::: GIVEN DATA :::

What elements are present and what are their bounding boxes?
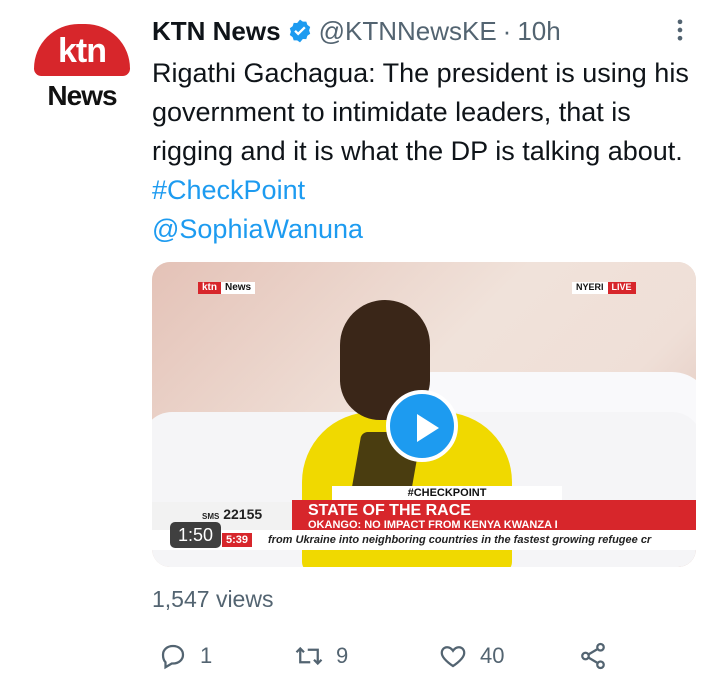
author-avatar[interactable]: ktn News <box>22 14 134 126</box>
share-icon <box>581 642 605 670</box>
ticker-time: 5:39 <box>222 533 253 547</box>
location-live-badge: NYERI LIVE <box>572 282 636 294</box>
mention-link[interactable]: @SophiaWanuna <box>152 214 363 244</box>
reply-button[interactable]: 1 <box>158 638 212 674</box>
tweet-body: Rigathi Gachagua: The president is using… <box>152 58 689 166</box>
logo-ktn-text: ktn <box>58 32 107 70</box>
retweet-icon <box>295 646 323 666</box>
sms-number: SMS 22155 <box>202 506 263 522</box>
retweet-count: 9 <box>336 643 349 668</box>
tweet-timestamp[interactable]: 10h <box>517 16 560 47</box>
heart-icon <box>440 646 466 668</box>
more-options-icon[interactable] <box>666 16 694 44</box>
play-button[interactable] <box>386 390 458 462</box>
hashtag-link[interactable]: #CheckPoint <box>152 175 305 205</box>
banner-tag: #CHECKPOINT <box>332 486 562 500</box>
channel-logo: ktn News <box>198 282 256 294</box>
verified-badge-icon <box>289 19 310 43</box>
tweet-text: Rigathi Gachagua: The president is using… <box>152 54 704 249</box>
play-icon <box>417 414 439 442</box>
logo-news-text: News <box>47 80 117 111</box>
like-count: 40 <box>480 643 505 668</box>
view-count[interactable]: 1,547 views <box>152 586 273 613</box>
reply-count: 1 <box>200 643 213 668</box>
live-label: LIVE <box>607 282 636 294</box>
location-label: NYERI <box>572 282 608 294</box>
video-duration: 1:50 <box>170 522 222 548</box>
ktn-news-logo: ktn News <box>26 18 130 122</box>
separator-dot: · <box>502 15 512 46</box>
ticker-text: from Ukraine into neighboring countries … <box>268 534 652 546</box>
video-player[interactable]: ktn News NYERI LIVE #CHECKPOINT SMS 2215… <box>152 262 696 567</box>
like-button[interactable]: 40 <box>438 638 504 674</box>
retweet-button[interactable]: 9 <box>294 638 348 674</box>
action-bar: 1 9 40 <box>152 638 712 678</box>
author-handle[interactable]: @KTNNewsKE <box>319 16 497 47</box>
reply-icon <box>161 644 185 670</box>
tweet-header: KTN News @KTNNewsKE · 10h <box>152 14 561 48</box>
share-button[interactable] <box>578 638 620 674</box>
headline-text: STATE OF THE RACE <box>308 502 471 519</box>
author-name[interactable]: KTN News <box>152 16 281 47</box>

:::

#### [YOUR TASK]
Write out every line of the items above again, word for word, but leave out the pictures.

#### [TASK RESPONSE]
What elements are present and what are their bounding boxes?
author-avatar[interactable]: ktn News <box>22 14 134 126</box>
share-icon <box>581 642 605 670</box>
ticker-time: 5:39 <box>222 533 253 547</box>
location-live-badge: NYERI LIVE <box>572 282 636 294</box>
mention-link[interactable]: @SophiaWanuna <box>152 214 363 244</box>
reply-button[interactable]: 1 <box>158 638 212 674</box>
tweet-body: Rigathi Gachagua: The president is using… <box>152 58 689 166</box>
logo-ktn-text: ktn <box>58 32 107 70</box>
retweet-icon <box>295 646 323 666</box>
sms-number: SMS 22155 <box>202 506 263 522</box>
retweet-count: 9 <box>336 643 349 668</box>
tweet-timestamp[interactable]: 10h <box>517 16 560 47</box>
heart-icon <box>440 646 466 668</box>
more-options-icon[interactable] <box>666 16 694 44</box>
play-button[interactable] <box>386 390 458 462</box>
hashtag-link[interactable]: #CheckPoint <box>152 175 305 205</box>
banner-tag: #CHECKPOINT <box>332 486 562 500</box>
channel-logo: ktn News <box>198 282 256 294</box>
verified-badge-icon <box>289 19 310 43</box>
tweet-text: Rigathi Gachagua: The president is using… <box>152 54 704 249</box>
play-icon <box>417 414 439 442</box>
logo-news-text: News <box>47 80 117 111</box>
like-count: 40 <box>480 643 505 668</box>
view-count[interactable]: 1,547 views <box>152 586 273 613</box>
reply-count: 1 <box>200 643 213 668</box>
live-label: LIVE <box>607 282 636 294</box>
location-label: NYERI <box>572 282 608 294</box>
video-duration: 1:50 <box>170 522 222 548</box>
ktn-news-logo: ktn News <box>26 18 130 122</box>
separator-dot: · <box>502 15 512 46</box>
ticker-text: from Ukraine into neighboring countries … <box>268 534 652 546</box>
video-player[interactable]: ktn News NYERI LIVE #CHECKPOINT SMS 2215… <box>152 262 696 567</box>
like-button[interactable]: 40 <box>438 638 504 674</box>
retweet-button[interactable]: 9 <box>294 638 348 674</box>
action-bar: 1 9 40 <box>152 638 712 678</box>
author-handle[interactable]: @KTNNewsKE <box>319 16 497 47</box>
reply-icon <box>161 644 185 670</box>
tweet-header: KTN News @KTNNewsKE · 10h <box>152 14 561 48</box>
share-button[interactable] <box>578 638 620 674</box>
headline-text: STATE OF THE RACE <box>308 502 471 519</box>
author-name[interactable]: KTN News <box>152 16 281 47</box>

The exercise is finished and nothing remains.